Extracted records
---

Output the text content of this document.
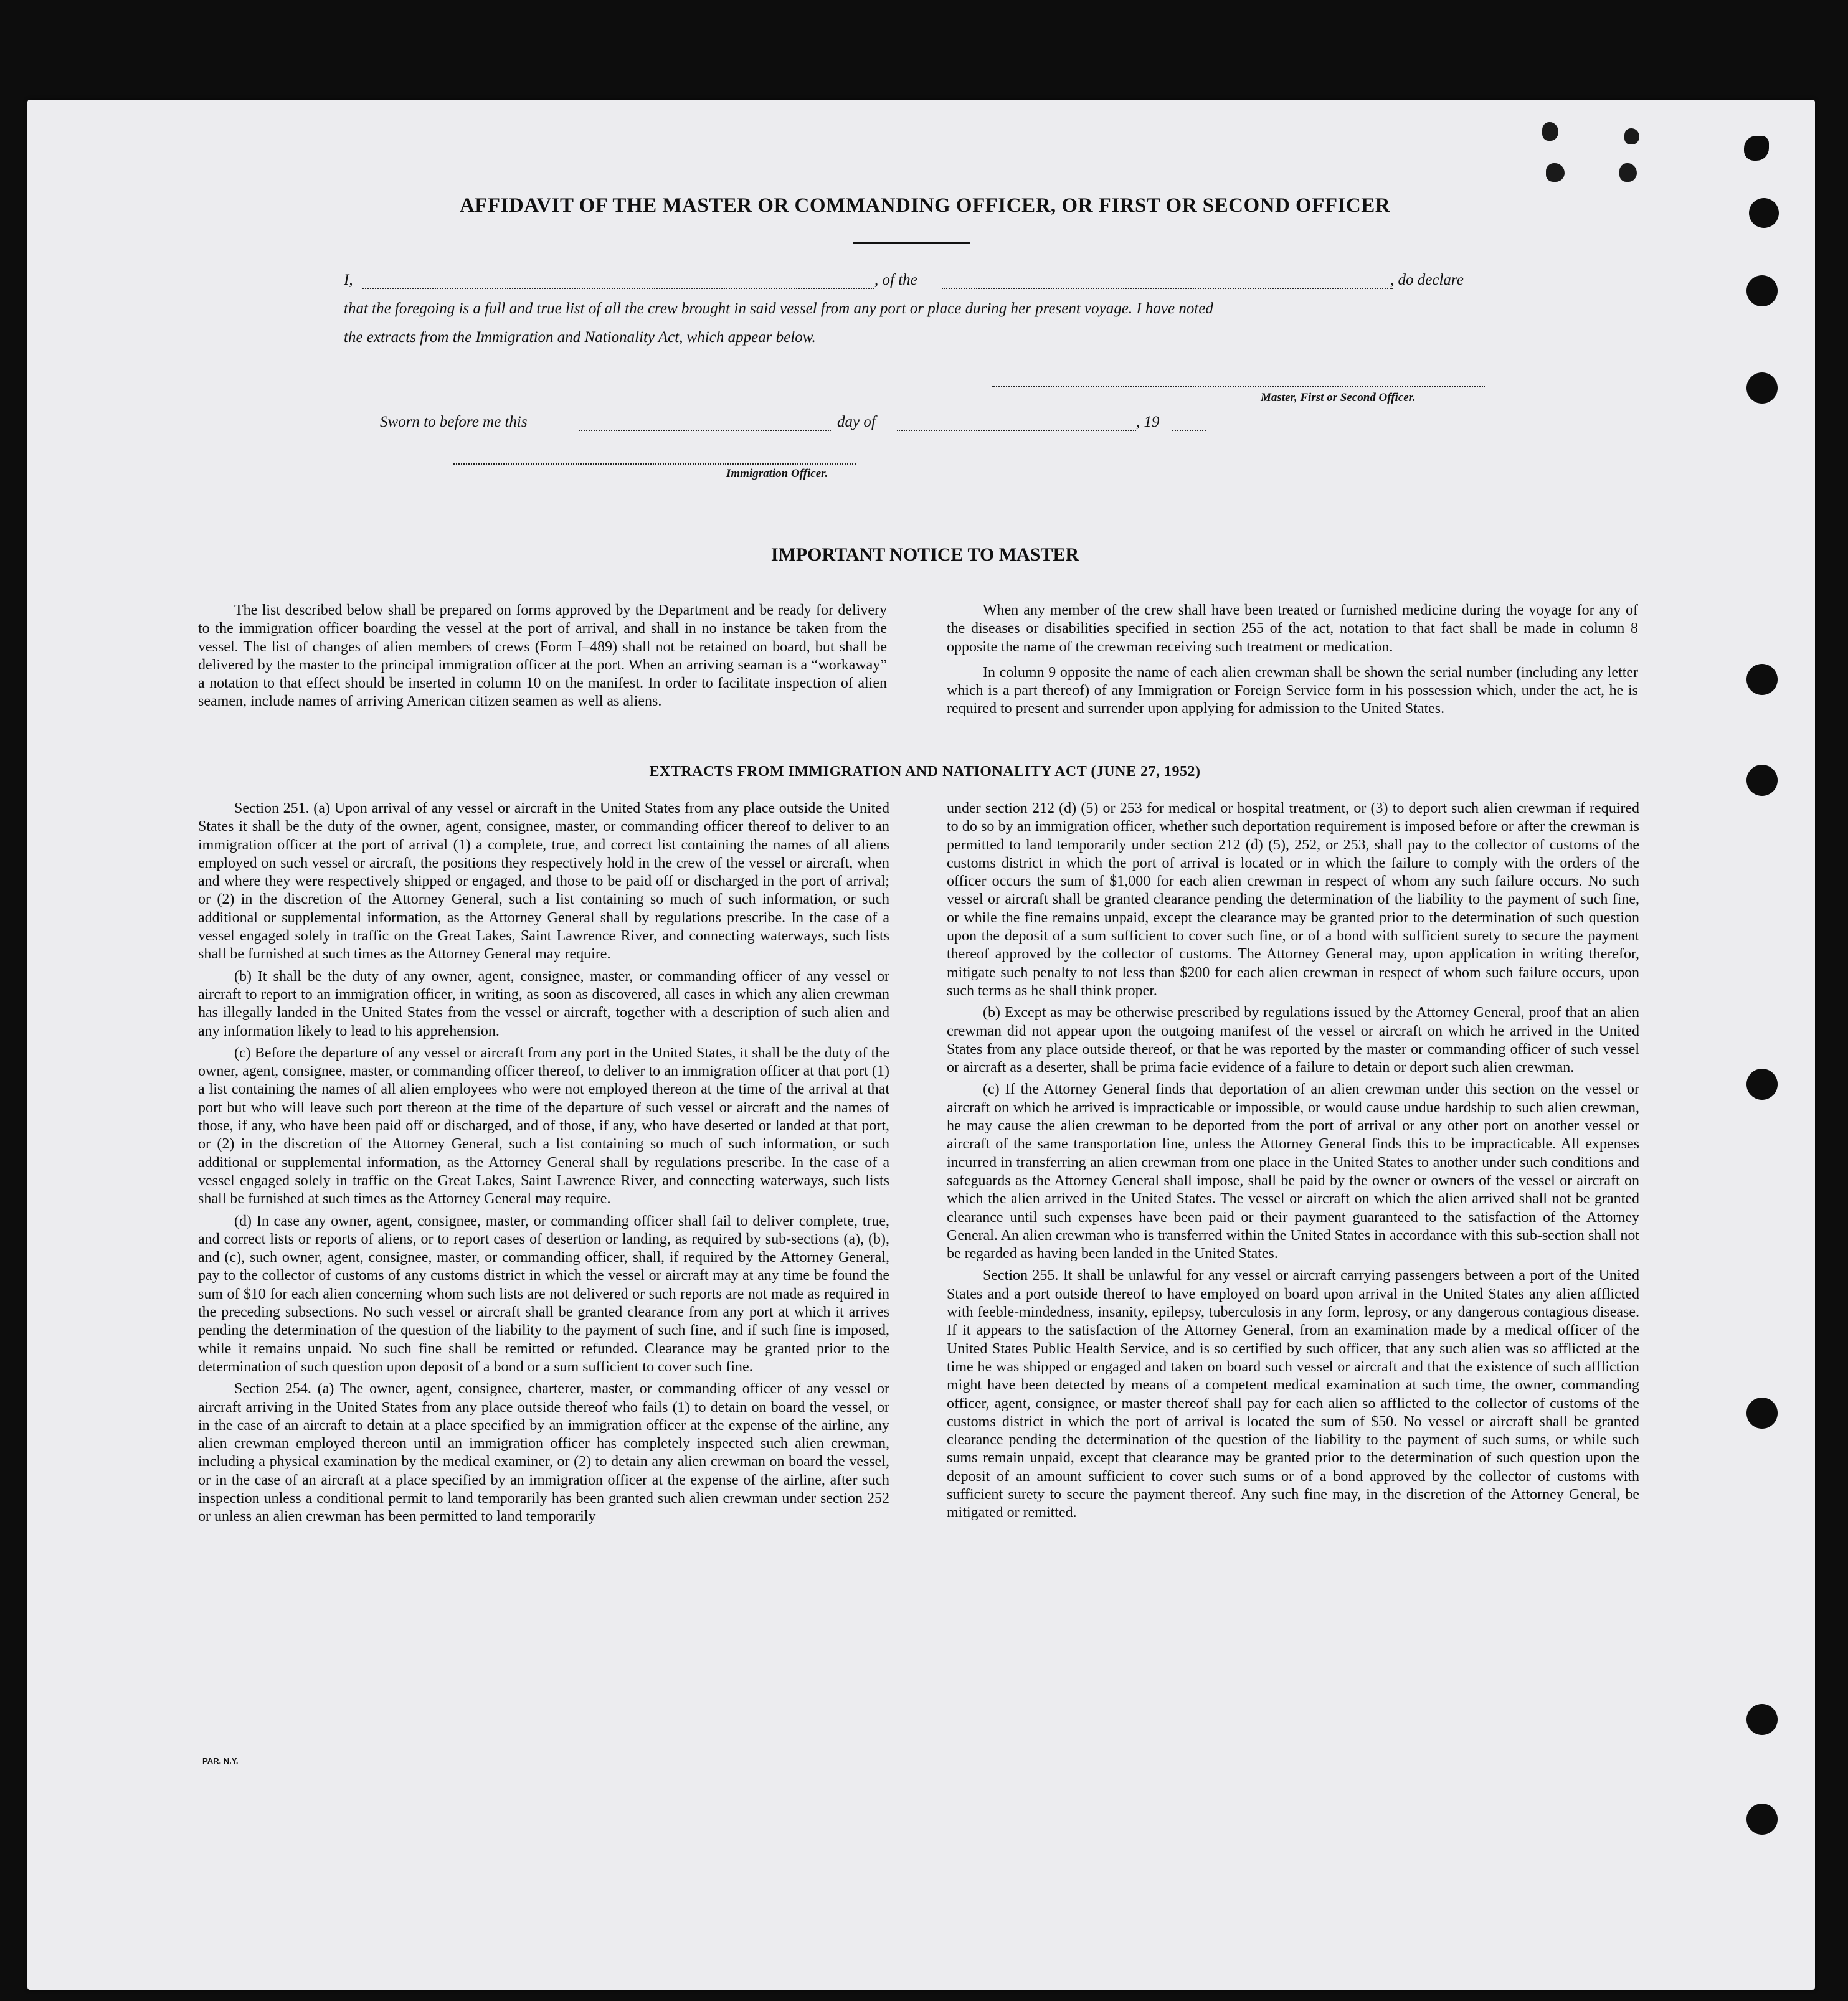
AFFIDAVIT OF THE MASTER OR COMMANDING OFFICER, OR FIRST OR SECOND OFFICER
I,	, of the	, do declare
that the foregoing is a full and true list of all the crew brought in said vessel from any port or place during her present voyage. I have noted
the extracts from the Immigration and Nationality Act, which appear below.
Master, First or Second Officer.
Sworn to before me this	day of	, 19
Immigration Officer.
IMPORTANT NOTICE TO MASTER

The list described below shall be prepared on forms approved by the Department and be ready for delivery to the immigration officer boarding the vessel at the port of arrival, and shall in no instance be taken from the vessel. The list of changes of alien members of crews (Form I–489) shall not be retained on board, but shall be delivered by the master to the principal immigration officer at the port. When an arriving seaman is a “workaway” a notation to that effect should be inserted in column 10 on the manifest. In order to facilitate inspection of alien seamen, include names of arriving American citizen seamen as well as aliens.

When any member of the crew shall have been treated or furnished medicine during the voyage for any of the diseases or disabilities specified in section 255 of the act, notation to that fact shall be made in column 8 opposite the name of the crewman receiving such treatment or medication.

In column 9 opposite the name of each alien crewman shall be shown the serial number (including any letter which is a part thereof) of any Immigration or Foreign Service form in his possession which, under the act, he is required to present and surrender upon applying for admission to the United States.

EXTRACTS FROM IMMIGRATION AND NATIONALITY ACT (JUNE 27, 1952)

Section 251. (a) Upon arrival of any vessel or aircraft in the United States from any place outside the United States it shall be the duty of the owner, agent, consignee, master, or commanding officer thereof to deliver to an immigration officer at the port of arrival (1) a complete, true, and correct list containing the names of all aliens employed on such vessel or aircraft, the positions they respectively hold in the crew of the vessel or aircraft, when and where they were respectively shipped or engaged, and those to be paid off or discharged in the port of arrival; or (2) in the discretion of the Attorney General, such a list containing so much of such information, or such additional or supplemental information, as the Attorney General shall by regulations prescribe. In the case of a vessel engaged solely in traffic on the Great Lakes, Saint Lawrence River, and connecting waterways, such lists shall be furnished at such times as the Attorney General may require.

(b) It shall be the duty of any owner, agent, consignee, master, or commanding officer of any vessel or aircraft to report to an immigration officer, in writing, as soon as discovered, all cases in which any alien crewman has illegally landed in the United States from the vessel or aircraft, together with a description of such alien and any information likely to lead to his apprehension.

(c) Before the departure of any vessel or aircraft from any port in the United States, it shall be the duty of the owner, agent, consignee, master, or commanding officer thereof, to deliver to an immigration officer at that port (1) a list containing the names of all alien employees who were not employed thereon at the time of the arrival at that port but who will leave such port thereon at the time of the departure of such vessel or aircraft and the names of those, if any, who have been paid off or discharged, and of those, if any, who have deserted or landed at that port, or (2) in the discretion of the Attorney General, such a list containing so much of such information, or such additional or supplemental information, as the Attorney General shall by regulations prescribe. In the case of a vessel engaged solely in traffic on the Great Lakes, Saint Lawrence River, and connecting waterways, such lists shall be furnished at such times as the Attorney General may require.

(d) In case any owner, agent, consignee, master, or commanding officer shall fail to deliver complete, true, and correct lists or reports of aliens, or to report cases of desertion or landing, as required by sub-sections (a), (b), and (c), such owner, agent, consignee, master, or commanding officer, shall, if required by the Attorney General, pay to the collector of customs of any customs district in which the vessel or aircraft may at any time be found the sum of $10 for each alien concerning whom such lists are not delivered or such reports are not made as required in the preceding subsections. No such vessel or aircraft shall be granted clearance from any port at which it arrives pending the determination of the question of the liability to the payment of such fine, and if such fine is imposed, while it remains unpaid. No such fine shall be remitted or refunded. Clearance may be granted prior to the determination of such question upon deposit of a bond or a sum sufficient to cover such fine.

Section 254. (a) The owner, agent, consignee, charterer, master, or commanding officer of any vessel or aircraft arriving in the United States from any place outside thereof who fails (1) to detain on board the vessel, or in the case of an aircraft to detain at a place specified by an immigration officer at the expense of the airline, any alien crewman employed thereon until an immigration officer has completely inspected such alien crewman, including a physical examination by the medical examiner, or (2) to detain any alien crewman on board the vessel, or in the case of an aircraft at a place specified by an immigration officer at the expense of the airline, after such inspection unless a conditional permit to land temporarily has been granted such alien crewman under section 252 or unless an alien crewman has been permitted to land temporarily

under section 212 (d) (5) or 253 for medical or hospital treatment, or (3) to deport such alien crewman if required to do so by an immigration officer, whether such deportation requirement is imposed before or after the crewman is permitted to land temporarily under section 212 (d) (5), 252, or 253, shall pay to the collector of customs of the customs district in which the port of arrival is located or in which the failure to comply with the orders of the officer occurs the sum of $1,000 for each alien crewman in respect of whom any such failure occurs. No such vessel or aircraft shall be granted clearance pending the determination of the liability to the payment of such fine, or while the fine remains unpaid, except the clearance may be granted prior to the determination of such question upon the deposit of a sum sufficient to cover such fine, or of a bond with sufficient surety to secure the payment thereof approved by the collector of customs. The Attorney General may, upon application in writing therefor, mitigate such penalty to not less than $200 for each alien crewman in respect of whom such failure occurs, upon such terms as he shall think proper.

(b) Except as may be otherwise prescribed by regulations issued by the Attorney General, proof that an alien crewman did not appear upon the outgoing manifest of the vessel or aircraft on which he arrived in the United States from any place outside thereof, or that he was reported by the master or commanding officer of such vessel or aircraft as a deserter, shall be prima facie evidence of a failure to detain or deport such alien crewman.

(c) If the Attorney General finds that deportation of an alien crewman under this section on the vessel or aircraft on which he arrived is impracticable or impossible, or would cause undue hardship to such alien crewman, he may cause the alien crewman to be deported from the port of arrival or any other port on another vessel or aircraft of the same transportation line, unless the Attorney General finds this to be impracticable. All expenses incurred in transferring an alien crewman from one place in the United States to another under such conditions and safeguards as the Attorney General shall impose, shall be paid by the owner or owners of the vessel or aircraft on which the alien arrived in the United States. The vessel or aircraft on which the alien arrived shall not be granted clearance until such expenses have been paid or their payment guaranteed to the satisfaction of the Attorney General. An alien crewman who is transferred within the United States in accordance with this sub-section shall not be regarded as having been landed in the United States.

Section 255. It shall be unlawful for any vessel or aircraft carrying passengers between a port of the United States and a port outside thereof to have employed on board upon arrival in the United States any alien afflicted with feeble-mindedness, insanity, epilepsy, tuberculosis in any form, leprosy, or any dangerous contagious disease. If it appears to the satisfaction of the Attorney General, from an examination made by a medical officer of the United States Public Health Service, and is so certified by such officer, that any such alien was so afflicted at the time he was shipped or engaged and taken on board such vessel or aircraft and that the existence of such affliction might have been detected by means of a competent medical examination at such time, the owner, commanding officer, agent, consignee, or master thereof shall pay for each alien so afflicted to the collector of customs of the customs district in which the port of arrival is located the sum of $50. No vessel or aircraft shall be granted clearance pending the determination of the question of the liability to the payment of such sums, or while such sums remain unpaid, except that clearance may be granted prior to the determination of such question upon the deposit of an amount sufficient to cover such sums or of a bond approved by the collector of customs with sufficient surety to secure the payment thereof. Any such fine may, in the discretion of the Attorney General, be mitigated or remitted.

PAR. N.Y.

---

▶ [WORK TO COMPLETE] Quote the preceding listing precisely and completely, omitting its images.

▶ [REPLY TO THE EXERCISE]
Output the text content of this document.
AFFIDAVIT OF THE MASTER OR COMMANDING OFFICER, OR FIRST OR SECOND OFFICER
I,	, of the	, do declare
that the foregoing is a full and true list of all the crew brought in said vessel from any port or place during her present voyage. I have noted
the extracts from the Immigration and Nationality Act, which appear below.
Master, First or Second Officer.
Sworn to before me this	day of	, 19
Immigration Officer.
IMPORTANT NOTICE TO MASTER

The list described below shall be prepared on forms approved by the Department and be ready for delivery to the immigration officer boarding the vessel at the port of arrival, and shall in no instance be taken from the vessel. The list of changes of alien members of crews (Form I–489) shall not be retained on board, but shall be delivered by the master to the principal immigration officer at the port. When an arriving seaman is a “workaway” a notation to that effect should be inserted in column 10 on the manifest. In order to facilitate inspection of alien seamen, include names of arriving American citizen seamen as well as aliens.

When any member of the crew shall have been treated or furnished medicine during the voyage for any of the diseases or disabilities specified in section 255 of the act, notation to that fact shall be made in column 8 opposite the name of the crewman receiving such treatment or medication.

In column 9 opposite the name of each alien crewman shall be shown the serial number (including any letter which is a part thereof) of any Immigration or Foreign Service form in his possession which, under the act, he is required to present and surrender upon applying for admission to the United States.

EXTRACTS FROM IMMIGRATION AND NATIONALITY ACT (JUNE 27, 1952)

Section 251. (a) Upon arrival of any vessel or aircraft in the United States from any place outside the United States it shall be the duty of the owner, agent, consignee, master, or commanding officer thereof to deliver to an immigration officer at the port of arrival (1) a complete, true, and correct list containing the names of all aliens employed on such vessel or aircraft, the positions they respectively hold in the crew of the vessel or aircraft, when and where they were respectively shipped or engaged, and those to be paid off or discharged in the port of arrival; or (2) in the discretion of the Attorney General, such a list containing so much of such information, or such additional or supplemental information, as the Attorney General shall by regulations prescribe. In the case of a vessel engaged solely in traffic on the Great Lakes, Saint Lawrence River, and connecting waterways, such lists shall be furnished at such times as the Attorney General may require.

(b) It shall be the duty of any owner, agent, consignee, master, or commanding officer of any vessel or aircraft to report to an immigration officer, in writing, as soon as discovered, all cases in which any alien crewman has illegally landed in the United States from the vessel or aircraft, together with a description of such alien and any information likely to lead to his apprehension.

(c) Before the departure of any vessel or aircraft from any port in the United States, it shall be the duty of the owner, agent, consignee, master, or commanding officer thereof, to deliver to an immigration officer at that port (1) a list containing the names of all alien employees who were not employed thereon at the time of the arrival at that port but who will leave such port thereon at the time of the departure of such vessel or aircraft and the names of those, if any, who have been paid off or discharged, and of those, if any, who have deserted or landed at that port, or (2) in the discretion of the Attorney General, such a list containing so much of such information, or such additional or supplemental information, as the Attorney General shall by regulations prescribe. In the case of a vessel engaged solely in traffic on the Great Lakes, Saint Lawrence River, and connecting waterways, such lists shall be furnished at such times as the Attorney General may require.

(d) In case any owner, agent, consignee, master, or commanding officer shall fail to deliver complete, true, and correct lists or reports of aliens, or to report cases of desertion or landing, as required by sub-sections (a), (b), and (c), such owner, agent, consignee, master, or commanding officer, shall, if required by the Attorney General, pay to the collector of customs of any customs district in which the vessel or aircraft may at any time be found the sum of $10 for each alien concerning whom such lists are not delivered or such reports are not made as required in the preceding subsections. No such vessel or aircraft shall be granted clearance from any port at which it arrives pending the determination of the question of the liability to the payment of such fine, and if such fine is imposed, while it remains unpaid. No such fine shall be remitted or refunded. Clearance may be granted prior to the determination of such question upon deposit of a bond or a sum sufficient to cover such fine.

Section 254. (a) The owner, agent, consignee, charterer, master, or commanding officer of any vessel or aircraft arriving in the United States from any place outside thereof who fails (1) to detain on board the vessel, or in the case of an aircraft to detain at a place specified by an immigration officer at the expense of the airline, any alien crewman employed thereon until an immigration officer has completely inspected such alien crewman, including a physical examination by the medical examiner, or (2) to detain any alien crewman on board the vessel, or in the case of an aircraft at a place specified by an immigration officer at the expense of the airline, after such inspection unless a conditional permit to land temporarily has been granted such alien crewman under section 252 or unless an alien crewman has been permitted to land temporarily

under section 212 (d) (5) or 253 for medical or hospital treatment, or (3) to deport such alien crewman if required to do so by an immigration officer, whether such deportation requirement is imposed before or after the crewman is permitted to land temporarily under section 212 (d) (5), 252, or 253, shall pay to the collector of customs of the customs district in which the port of arrival is located or in which the failure to comply with the orders of the officer occurs the sum of $1,000 for each alien crewman in respect of whom any such failure occurs. No such vessel or aircraft shall be granted clearance pending the determination of the liability to the payment of such fine, or while the fine remains unpaid, except the clearance may be granted prior to the determination of such question upon the deposit of a sum sufficient to cover such fine, or of a bond with sufficient surety to secure the payment thereof approved by the collector of customs. The Attorney General may, upon application in writing therefor, mitigate such penalty to not less than $200 for each alien crewman in respect of whom such failure occurs, upon such terms as he shall think proper.

(b) Except as may be otherwise prescribed by regulations issued by the Attorney General, proof that an alien crewman did not appear upon the outgoing manifest of the vessel or aircraft on which he arrived in the United States from any place outside thereof, or that he was reported by the master or commanding officer of such vessel or aircraft as a deserter, shall be prima facie evidence of a failure to detain or deport such alien crewman.

(c) If the Attorney General finds that deportation of an alien crewman under this section on the vessel or aircraft on which he arrived is impracticable or impossible, or would cause undue hardship to such alien crewman, he may cause the alien crewman to be deported from the port of arrival or any other port on another vessel or aircraft of the same transportation line, unless the Attorney General finds this to be impracticable. All expenses incurred in transferring an alien crewman from one place in the United States to another under such conditions and safeguards as the Attorney General shall impose, shall be paid by the owner or owners of the vessel or aircraft on which the alien arrived in the United States. The vessel or aircraft on which the alien arrived shall not be granted clearance until such expenses have been paid or their payment guaranteed to the satisfaction of the Attorney General. An alien crewman who is transferred within the United States in accordance with this sub-section shall not be regarded as having been landed in the United States.

Section 255. It shall be unlawful for any vessel or aircraft carrying passengers between a port of the United States and a port outside thereof to have employed on board upon arrival in the United States any alien afflicted with feeble-mindedness, insanity, epilepsy, tuberculosis in any form, leprosy, or any dangerous contagious disease. If it appears to the satisfaction of the Attorney General, from an examination made by a medical officer of the United States Public Health Service, and is so certified by such officer, that any such alien was so afflicted at the time he was shipped or engaged and taken on board such vessel or aircraft and that the existence of such affliction might have been detected by means of a competent medical examination at such time, the owner, commanding officer, agent, consignee, or master thereof shall pay for each alien so afflicted to the collector of customs of the customs district in which the port of arrival is located the sum of $50. No vessel or aircraft shall be granted clearance pending the determination of the question of the liability to the payment of such sums, or while such sums remain unpaid, except that clearance may be granted prior to the determination of such question upon the deposit of an amount sufficient to cover such sums or of a bond approved by the collector of customs with sufficient surety to secure the payment thereof. Any such fine may, in the discretion of the Attorney General, be mitigated or remitted.

PAR. N.Y.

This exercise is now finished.